[The request] All lines featuring the string "What" are to be listed.

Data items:

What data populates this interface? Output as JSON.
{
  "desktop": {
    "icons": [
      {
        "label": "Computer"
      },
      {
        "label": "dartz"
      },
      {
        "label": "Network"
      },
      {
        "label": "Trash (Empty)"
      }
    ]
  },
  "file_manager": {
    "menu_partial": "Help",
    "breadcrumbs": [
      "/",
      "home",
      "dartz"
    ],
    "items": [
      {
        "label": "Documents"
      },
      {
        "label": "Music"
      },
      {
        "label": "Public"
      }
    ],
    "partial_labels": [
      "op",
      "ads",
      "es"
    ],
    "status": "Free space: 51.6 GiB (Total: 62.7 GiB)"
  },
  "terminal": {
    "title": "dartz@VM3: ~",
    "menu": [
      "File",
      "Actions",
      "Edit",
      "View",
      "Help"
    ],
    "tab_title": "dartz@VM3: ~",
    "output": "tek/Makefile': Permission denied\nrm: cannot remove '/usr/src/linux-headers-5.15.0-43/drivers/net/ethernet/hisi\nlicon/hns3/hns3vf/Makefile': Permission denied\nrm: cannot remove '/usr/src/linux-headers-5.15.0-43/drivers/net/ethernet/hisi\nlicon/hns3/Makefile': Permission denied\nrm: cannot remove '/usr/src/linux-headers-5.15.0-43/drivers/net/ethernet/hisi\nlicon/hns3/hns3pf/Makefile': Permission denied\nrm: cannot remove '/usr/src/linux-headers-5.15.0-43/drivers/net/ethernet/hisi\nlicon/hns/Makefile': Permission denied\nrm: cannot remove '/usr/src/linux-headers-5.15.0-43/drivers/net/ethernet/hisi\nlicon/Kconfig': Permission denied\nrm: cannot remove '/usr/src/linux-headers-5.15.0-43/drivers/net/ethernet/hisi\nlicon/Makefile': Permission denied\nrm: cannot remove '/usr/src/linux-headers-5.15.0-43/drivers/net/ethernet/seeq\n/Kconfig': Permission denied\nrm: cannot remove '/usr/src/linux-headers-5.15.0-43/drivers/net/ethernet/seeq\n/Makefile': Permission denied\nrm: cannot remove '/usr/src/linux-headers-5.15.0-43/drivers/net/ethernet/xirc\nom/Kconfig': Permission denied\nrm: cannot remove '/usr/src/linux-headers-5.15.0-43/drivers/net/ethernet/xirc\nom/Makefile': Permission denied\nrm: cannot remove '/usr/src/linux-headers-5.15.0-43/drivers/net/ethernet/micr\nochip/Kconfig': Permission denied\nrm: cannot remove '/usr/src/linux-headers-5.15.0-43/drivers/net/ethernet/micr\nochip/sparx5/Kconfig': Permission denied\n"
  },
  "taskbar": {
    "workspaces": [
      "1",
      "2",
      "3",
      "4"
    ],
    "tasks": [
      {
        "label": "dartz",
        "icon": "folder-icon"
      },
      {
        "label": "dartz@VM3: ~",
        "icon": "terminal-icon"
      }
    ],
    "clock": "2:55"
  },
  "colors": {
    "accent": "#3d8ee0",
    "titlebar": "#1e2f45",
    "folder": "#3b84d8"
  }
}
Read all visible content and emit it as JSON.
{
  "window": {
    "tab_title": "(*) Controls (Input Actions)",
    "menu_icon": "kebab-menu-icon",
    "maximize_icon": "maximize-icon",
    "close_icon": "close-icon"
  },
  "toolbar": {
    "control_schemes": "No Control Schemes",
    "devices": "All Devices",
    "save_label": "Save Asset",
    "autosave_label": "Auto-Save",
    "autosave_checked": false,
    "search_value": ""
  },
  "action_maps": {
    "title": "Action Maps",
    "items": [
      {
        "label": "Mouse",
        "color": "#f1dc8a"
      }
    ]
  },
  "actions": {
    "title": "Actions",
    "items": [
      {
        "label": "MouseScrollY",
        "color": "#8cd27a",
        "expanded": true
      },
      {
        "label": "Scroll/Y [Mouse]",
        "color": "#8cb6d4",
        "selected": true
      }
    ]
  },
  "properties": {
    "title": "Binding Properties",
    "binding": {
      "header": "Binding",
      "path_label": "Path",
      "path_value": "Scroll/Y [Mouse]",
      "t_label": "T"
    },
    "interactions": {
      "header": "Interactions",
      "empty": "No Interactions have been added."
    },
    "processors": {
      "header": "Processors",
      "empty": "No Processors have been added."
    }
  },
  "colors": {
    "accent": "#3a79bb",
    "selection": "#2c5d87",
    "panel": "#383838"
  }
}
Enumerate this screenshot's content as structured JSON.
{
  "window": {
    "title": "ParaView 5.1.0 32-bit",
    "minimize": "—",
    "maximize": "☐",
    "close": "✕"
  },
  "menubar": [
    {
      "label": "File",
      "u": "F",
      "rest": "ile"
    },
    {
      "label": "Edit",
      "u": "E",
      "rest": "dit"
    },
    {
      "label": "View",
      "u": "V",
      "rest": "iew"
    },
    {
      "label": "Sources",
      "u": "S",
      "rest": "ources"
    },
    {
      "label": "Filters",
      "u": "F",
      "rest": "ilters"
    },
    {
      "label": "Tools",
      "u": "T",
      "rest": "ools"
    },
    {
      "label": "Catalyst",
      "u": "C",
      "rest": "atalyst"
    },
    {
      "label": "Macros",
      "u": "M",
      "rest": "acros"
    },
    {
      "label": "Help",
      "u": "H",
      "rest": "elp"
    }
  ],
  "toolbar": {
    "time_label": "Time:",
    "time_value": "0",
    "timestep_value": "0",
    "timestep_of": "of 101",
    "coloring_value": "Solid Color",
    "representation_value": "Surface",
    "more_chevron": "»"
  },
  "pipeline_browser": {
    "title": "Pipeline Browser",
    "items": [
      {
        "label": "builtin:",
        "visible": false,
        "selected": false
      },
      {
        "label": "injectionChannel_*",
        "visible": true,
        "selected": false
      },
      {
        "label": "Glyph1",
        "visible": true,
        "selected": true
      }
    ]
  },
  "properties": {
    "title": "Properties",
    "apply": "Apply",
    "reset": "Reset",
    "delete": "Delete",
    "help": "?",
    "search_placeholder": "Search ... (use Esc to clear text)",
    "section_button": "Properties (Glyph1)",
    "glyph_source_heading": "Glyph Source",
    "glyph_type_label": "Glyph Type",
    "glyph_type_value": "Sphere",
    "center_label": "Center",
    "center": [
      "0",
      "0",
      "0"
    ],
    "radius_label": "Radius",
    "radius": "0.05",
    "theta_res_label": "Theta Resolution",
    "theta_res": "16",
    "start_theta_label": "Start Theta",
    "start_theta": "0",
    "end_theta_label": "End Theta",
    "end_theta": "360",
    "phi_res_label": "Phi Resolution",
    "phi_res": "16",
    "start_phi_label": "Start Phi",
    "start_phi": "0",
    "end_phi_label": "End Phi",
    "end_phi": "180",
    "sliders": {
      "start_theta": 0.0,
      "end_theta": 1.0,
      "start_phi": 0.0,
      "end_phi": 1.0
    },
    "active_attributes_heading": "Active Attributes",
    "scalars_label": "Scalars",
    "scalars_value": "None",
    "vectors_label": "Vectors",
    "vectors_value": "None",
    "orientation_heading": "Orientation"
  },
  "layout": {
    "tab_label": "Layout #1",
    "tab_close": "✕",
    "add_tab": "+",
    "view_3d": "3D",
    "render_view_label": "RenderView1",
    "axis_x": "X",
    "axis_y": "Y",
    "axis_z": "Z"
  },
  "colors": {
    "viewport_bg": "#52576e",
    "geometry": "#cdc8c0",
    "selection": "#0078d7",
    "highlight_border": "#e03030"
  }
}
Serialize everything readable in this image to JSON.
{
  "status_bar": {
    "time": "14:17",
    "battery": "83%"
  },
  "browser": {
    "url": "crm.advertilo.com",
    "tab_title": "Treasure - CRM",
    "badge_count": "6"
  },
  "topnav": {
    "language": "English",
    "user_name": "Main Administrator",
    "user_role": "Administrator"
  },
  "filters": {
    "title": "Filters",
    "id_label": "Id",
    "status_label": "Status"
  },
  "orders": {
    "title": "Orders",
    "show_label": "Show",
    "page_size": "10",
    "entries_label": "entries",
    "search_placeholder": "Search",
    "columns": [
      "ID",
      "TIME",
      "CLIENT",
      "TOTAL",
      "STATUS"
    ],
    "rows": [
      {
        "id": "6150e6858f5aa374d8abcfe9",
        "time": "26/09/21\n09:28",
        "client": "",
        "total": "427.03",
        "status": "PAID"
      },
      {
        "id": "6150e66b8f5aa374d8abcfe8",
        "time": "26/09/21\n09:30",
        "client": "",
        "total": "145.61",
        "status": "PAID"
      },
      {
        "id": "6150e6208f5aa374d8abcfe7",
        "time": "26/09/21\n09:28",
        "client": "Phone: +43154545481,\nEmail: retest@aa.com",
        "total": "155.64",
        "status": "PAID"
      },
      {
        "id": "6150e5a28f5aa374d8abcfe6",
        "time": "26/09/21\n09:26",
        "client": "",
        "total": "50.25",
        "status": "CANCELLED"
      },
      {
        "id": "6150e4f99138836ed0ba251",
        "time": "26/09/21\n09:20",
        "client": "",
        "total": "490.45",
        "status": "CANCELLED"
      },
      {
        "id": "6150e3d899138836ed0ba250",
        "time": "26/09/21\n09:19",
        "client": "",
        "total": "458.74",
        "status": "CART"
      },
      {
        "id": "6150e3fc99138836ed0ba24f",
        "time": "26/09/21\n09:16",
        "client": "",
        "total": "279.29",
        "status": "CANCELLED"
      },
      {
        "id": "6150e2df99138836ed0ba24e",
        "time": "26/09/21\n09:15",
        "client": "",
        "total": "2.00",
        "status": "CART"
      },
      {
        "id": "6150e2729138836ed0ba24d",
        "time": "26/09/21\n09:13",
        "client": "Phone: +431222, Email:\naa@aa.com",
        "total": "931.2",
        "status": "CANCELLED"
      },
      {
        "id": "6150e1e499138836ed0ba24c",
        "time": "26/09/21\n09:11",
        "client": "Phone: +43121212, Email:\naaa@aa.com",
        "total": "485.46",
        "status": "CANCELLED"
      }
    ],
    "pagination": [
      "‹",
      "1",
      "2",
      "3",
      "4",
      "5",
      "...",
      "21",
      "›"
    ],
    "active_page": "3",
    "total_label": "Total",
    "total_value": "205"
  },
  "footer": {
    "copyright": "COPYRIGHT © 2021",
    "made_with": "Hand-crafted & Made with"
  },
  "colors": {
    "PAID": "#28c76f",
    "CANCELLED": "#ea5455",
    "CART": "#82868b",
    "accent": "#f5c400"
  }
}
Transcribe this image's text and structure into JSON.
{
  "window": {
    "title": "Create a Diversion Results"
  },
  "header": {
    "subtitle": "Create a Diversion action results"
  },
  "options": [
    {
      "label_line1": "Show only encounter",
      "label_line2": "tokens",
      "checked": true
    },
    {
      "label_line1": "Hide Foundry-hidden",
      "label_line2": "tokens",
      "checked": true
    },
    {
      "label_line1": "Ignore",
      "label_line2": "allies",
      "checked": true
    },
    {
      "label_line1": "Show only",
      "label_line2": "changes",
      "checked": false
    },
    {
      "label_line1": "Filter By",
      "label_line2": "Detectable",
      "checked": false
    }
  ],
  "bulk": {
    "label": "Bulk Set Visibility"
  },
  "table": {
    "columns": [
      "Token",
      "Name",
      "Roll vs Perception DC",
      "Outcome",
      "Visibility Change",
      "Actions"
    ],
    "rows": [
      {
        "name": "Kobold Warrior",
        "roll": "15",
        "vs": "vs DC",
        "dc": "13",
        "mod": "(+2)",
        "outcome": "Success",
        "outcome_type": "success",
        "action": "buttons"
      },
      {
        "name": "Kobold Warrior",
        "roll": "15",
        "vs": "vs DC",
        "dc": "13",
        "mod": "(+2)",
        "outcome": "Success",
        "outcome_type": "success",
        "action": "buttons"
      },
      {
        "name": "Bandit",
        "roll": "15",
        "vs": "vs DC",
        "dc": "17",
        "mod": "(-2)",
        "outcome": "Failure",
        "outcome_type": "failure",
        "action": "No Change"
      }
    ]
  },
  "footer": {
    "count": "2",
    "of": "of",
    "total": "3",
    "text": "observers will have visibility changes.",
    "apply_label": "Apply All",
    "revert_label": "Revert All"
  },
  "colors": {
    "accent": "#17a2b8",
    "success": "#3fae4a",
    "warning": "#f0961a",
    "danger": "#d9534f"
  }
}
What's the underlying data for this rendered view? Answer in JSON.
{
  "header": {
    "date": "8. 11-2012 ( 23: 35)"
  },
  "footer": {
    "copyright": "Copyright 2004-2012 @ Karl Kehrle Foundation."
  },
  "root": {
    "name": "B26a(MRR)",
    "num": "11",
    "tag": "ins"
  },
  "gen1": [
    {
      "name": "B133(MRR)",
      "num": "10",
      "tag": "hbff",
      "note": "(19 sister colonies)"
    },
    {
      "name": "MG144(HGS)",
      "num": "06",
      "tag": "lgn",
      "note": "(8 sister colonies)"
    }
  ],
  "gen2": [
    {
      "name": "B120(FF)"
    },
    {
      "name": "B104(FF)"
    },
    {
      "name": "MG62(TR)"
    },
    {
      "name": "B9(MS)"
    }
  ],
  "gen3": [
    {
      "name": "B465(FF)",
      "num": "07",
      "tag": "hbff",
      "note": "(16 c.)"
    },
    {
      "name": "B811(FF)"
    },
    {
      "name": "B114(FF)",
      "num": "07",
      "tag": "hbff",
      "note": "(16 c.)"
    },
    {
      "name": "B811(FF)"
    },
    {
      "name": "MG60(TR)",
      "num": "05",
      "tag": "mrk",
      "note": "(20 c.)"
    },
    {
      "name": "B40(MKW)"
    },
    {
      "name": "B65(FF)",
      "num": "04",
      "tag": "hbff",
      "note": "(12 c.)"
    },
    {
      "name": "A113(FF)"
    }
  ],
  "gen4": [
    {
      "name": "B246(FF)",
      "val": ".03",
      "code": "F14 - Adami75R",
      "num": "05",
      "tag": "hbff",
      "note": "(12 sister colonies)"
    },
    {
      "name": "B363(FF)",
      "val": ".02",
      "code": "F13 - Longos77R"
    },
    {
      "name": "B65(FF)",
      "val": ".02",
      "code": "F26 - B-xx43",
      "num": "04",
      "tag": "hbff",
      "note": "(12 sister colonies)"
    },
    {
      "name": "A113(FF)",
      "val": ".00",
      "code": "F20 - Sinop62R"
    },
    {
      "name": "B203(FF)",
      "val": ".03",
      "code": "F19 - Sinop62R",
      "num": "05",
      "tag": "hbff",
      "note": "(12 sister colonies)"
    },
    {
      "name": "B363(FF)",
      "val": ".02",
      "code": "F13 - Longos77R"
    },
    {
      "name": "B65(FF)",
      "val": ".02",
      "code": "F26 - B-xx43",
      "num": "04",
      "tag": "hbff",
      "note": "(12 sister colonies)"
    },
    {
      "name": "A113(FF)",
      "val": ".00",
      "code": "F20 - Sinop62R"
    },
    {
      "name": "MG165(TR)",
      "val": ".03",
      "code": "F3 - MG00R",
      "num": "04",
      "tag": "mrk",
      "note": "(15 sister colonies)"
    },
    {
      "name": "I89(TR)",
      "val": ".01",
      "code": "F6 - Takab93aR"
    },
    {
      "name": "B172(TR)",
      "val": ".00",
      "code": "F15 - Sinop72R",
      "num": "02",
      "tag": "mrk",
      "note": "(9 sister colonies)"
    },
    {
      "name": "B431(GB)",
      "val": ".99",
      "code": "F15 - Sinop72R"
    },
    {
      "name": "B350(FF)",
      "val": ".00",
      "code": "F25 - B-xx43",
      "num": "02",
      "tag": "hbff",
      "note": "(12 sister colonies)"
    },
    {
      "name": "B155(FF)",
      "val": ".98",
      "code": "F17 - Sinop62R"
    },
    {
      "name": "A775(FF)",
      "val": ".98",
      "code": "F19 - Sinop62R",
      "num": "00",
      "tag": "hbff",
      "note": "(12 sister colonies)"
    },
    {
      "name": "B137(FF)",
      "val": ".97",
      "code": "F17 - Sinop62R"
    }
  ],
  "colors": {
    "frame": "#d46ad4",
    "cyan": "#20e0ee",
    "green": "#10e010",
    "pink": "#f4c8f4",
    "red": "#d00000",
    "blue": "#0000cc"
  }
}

[Task response]
What data populates this interface? Output as JSON.
What's the underlying data for this rendered view? Answer in JSON.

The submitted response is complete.